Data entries
- - - - - - -
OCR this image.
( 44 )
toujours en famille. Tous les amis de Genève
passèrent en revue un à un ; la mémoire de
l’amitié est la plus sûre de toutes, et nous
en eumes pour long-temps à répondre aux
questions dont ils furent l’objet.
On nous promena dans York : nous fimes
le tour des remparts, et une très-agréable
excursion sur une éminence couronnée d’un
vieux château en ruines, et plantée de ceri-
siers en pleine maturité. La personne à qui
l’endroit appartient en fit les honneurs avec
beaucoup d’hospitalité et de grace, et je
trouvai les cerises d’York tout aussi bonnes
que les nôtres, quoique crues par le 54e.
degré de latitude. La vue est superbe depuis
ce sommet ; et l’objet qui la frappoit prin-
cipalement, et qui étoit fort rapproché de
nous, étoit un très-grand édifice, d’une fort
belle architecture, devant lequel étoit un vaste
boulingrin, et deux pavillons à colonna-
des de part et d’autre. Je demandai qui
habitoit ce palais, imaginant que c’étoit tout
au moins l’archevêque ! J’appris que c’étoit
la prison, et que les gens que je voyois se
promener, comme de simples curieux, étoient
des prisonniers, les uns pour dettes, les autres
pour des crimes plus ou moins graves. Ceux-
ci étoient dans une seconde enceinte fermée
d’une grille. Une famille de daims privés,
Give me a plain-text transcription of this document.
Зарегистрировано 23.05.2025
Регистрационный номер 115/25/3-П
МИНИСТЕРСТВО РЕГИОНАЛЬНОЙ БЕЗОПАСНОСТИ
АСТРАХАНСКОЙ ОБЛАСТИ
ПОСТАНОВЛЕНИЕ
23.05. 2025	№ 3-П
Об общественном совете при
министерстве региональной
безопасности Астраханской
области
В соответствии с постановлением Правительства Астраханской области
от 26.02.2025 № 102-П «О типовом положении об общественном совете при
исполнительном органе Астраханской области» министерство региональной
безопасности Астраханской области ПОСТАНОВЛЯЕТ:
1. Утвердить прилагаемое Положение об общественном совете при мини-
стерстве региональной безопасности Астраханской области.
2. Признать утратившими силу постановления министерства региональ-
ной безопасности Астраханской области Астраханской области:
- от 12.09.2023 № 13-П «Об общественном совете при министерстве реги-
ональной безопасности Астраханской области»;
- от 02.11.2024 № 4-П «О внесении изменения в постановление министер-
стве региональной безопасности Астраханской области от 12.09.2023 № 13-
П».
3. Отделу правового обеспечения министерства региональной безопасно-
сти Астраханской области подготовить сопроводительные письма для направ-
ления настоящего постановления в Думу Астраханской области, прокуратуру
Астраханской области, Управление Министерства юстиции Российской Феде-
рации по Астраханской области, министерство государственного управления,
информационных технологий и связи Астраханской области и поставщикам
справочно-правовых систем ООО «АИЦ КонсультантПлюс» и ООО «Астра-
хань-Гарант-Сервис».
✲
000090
- - - - - - -
### Task brief
Scan the records above for the string "plus", then report every line that contains it.

### Answer below
l’amitié est la plus sûre de toutes, et nous
pour des crimes plus ou moins graves. Ceux-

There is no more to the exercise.